[Extracted records]

-*-*-

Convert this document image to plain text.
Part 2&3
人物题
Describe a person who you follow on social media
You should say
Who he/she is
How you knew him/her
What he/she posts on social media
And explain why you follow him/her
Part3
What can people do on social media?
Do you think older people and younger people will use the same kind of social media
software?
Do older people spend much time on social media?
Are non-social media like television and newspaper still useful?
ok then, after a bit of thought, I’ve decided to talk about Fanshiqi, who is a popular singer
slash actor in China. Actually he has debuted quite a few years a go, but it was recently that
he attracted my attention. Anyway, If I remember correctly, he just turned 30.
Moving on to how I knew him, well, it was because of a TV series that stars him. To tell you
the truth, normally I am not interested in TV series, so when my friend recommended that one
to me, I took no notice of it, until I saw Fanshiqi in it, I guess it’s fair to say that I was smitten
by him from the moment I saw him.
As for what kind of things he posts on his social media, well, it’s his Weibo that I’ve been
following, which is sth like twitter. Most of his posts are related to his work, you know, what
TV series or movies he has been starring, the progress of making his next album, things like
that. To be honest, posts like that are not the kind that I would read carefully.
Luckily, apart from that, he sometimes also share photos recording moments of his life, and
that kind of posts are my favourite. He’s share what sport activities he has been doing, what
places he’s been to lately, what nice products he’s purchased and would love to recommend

-*-*-

What you have to do = Reproduce all the data word for word.

The answer =
Convert this document image to plain text.
Part 2&3
人物题
Describe a person who you follow on social media
You should say
Who he/she is
How you knew him/her
What he/she posts on social media
And explain why you follow him/her
Part3
What can people do on social media?
Do you think older people and younger people will use the same kind of social media
software?
Do older people spend much time on social media?
Are non-social media like television and newspaper still useful?
ok then, after a bit of thought, I’ve decided to talk about Fanshiqi, who is a popular singer
slash actor in China. Actually he has debuted quite a few years a go, but it was recently that
he attracted my attention. Anyway, If I remember correctly, he just turned 30.
Moving on to how I knew him, well, it was because of a TV series that stars him. To tell you
the truth, normally I am not interested in TV series, so when my friend recommended that one
to me, I took no notice of it, until I saw Fanshiqi in it, I guess it’s fair to say that I was smitten
by him from the moment I saw him.
As for what kind of things he posts on his social media, well, it’s his Weibo that I’ve been
following, which is sth like twitter. Most of his posts are related to his work, you know, what
TV series or movies he has been starring, the progress of making his next album, things like
that. To be honest, posts like that are not the kind that I would read carefully.
Luckily, apart from that, he sometimes also share photos recording moments of his life, and
that kind of posts are my favourite. He’s share what sport activities he has been doing, what
places he’s been to lately, what nice products he’s purchased and would love to recommend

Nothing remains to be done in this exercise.